-- START Supplied records --

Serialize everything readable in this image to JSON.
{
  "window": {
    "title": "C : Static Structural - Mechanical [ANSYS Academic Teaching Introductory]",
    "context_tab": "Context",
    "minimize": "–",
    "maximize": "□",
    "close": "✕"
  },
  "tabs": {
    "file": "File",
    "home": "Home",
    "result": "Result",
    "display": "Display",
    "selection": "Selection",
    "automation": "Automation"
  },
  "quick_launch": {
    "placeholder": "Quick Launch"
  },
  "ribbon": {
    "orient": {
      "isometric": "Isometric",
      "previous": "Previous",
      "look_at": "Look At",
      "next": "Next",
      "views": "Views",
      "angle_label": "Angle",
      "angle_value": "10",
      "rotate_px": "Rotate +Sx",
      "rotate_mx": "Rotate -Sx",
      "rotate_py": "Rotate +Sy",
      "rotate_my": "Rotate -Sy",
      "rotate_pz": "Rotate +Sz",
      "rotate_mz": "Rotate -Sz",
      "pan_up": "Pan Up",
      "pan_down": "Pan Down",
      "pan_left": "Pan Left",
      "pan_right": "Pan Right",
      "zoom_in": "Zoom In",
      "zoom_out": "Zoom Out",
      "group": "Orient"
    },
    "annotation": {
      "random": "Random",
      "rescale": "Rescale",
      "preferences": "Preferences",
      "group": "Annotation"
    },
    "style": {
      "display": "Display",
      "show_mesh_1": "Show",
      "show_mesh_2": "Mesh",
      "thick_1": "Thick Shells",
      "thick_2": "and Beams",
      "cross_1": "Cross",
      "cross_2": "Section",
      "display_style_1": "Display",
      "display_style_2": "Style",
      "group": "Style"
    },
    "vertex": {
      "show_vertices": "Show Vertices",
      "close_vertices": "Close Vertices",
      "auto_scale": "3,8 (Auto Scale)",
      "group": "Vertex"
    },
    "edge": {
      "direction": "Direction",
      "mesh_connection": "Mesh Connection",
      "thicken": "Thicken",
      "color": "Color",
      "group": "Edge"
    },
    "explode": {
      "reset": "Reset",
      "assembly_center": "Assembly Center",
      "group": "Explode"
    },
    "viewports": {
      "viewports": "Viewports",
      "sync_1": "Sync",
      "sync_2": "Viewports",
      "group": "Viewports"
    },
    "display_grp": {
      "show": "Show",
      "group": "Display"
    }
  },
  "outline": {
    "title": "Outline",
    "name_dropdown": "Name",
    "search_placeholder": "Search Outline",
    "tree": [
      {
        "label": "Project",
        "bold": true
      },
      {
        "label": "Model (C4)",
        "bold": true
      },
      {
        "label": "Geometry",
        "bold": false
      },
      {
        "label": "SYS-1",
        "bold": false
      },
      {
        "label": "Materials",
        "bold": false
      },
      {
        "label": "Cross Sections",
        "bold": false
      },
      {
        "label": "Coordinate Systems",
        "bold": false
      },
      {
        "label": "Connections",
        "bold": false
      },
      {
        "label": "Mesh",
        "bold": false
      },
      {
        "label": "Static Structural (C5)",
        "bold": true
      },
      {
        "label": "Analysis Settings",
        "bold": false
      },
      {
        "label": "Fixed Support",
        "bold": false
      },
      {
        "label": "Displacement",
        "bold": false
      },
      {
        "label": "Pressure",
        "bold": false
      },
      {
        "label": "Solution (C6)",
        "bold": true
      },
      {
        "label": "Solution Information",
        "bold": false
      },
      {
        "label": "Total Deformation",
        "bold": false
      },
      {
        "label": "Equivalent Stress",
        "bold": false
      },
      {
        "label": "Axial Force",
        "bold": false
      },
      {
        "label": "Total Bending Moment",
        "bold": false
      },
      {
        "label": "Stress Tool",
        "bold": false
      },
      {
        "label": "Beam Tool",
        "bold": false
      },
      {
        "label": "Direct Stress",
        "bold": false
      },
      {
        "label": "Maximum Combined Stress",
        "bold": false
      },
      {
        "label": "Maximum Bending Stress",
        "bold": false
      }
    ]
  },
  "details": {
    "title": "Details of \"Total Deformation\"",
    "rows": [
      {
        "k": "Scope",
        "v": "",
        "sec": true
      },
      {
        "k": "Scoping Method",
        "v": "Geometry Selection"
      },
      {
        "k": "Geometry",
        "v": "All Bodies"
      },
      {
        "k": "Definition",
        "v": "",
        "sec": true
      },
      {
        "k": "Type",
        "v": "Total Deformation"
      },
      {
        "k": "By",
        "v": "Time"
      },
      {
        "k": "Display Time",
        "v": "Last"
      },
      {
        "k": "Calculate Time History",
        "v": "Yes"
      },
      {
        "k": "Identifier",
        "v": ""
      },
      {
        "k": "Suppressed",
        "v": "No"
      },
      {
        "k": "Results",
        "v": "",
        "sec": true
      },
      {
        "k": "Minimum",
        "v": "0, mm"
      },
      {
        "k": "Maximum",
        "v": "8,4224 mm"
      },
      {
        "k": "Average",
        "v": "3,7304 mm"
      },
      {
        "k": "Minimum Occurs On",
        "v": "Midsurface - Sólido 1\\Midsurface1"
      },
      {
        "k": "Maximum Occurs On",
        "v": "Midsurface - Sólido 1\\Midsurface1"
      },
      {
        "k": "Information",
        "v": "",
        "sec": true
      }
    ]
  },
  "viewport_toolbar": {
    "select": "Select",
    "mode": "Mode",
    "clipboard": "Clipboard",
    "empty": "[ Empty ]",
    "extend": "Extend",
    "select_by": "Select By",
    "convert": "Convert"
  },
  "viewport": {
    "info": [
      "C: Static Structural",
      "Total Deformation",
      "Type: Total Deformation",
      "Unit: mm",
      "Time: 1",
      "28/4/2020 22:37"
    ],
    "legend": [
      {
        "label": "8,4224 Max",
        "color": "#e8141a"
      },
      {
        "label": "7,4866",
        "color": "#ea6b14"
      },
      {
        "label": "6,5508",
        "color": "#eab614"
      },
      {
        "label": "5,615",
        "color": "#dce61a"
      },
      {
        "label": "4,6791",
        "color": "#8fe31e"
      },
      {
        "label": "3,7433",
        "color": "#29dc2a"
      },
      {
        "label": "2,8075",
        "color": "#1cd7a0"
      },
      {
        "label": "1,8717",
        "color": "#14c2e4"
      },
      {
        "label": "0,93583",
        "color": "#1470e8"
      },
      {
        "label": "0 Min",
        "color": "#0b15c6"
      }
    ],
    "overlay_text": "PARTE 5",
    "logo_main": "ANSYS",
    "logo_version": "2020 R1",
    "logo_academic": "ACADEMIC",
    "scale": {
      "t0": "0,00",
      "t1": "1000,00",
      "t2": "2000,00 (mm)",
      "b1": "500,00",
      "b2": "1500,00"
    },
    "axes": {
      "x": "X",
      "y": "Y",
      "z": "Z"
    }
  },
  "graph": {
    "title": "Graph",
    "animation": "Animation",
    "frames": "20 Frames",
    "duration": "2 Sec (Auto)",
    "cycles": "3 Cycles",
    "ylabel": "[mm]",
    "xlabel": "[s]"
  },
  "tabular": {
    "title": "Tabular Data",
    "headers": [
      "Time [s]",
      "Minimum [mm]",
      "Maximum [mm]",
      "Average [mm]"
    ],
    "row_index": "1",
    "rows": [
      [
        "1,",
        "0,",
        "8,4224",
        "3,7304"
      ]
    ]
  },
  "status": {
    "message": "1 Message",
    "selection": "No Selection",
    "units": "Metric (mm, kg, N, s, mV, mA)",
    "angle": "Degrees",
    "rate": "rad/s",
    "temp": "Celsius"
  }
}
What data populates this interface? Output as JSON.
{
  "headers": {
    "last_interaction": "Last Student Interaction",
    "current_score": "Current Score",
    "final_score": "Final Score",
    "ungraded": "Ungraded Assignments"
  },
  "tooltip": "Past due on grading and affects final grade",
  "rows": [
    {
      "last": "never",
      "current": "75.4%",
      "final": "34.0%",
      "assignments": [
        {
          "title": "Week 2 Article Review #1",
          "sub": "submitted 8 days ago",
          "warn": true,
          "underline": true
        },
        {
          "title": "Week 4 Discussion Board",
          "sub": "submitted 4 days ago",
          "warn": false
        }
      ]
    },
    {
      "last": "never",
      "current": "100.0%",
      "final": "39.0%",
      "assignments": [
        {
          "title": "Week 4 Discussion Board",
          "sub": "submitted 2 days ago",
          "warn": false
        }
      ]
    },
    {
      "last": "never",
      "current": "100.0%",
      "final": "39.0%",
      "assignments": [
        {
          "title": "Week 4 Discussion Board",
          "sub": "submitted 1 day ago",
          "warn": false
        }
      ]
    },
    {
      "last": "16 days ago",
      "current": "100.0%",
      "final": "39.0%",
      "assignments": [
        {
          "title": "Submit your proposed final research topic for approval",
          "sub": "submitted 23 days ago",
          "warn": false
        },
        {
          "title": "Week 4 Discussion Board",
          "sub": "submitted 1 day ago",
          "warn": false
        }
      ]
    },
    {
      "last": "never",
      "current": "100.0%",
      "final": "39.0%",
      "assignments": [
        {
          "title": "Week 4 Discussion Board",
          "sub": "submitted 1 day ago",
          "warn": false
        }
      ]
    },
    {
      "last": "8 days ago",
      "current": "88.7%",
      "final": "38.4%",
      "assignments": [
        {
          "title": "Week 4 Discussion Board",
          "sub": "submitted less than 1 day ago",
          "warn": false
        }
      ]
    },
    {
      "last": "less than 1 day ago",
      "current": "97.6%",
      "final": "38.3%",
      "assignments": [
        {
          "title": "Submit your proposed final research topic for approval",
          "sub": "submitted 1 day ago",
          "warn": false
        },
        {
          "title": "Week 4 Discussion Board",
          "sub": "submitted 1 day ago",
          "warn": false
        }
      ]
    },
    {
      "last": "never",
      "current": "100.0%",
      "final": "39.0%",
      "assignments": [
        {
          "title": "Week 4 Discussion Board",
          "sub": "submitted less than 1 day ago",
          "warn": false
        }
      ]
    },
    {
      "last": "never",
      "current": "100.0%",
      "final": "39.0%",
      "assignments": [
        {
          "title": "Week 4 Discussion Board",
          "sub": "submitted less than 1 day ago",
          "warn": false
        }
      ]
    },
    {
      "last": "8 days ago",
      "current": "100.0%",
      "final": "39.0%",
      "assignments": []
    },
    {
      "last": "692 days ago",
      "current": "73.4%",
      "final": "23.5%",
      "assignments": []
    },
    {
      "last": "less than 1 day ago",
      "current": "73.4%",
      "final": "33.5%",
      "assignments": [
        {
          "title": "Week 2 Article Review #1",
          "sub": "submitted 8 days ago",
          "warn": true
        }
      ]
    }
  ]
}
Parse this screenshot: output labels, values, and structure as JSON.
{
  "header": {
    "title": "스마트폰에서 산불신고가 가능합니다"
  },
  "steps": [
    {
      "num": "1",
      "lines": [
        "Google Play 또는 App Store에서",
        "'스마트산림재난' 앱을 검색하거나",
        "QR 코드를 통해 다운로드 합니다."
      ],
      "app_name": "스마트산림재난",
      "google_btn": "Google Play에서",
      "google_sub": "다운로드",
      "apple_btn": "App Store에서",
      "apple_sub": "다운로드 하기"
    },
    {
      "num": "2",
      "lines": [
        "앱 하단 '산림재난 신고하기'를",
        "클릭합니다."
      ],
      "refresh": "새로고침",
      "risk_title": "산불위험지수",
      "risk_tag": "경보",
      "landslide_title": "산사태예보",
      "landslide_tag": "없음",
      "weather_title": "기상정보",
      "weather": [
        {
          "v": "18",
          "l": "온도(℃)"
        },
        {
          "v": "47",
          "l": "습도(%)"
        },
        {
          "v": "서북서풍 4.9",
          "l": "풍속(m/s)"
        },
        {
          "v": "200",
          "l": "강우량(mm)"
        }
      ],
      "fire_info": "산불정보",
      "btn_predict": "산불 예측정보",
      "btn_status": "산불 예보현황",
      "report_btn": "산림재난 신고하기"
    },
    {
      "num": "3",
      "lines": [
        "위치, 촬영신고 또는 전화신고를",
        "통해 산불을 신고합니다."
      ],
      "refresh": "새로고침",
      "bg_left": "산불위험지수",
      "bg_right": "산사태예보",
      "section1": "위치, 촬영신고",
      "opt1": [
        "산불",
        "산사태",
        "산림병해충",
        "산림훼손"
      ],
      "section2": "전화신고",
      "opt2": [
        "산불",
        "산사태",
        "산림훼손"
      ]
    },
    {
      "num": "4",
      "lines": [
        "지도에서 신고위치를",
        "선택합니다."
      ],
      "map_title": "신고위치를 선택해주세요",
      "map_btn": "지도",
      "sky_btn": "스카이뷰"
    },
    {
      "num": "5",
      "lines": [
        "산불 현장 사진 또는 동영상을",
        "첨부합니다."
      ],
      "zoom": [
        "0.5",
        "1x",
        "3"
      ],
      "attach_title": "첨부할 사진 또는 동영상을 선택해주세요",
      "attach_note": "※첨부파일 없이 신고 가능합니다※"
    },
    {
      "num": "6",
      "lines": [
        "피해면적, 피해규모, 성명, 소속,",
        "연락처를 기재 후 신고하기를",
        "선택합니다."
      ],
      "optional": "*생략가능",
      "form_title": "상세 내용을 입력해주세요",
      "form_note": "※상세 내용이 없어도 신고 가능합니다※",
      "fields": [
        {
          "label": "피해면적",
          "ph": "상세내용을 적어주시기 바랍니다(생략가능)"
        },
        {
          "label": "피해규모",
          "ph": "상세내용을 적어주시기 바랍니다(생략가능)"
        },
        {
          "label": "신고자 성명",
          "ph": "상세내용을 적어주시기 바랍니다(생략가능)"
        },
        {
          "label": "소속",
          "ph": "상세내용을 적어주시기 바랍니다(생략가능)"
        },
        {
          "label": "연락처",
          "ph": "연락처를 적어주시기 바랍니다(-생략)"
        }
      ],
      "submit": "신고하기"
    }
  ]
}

-- END Supplied records --

▶ **Exercise**: Pull every line containing the word "Selection" out of the entries above.

▶ **Final result**:
    "selection": "Selection",
        "v": "Geometry Selection"
    "selection": "No Selection",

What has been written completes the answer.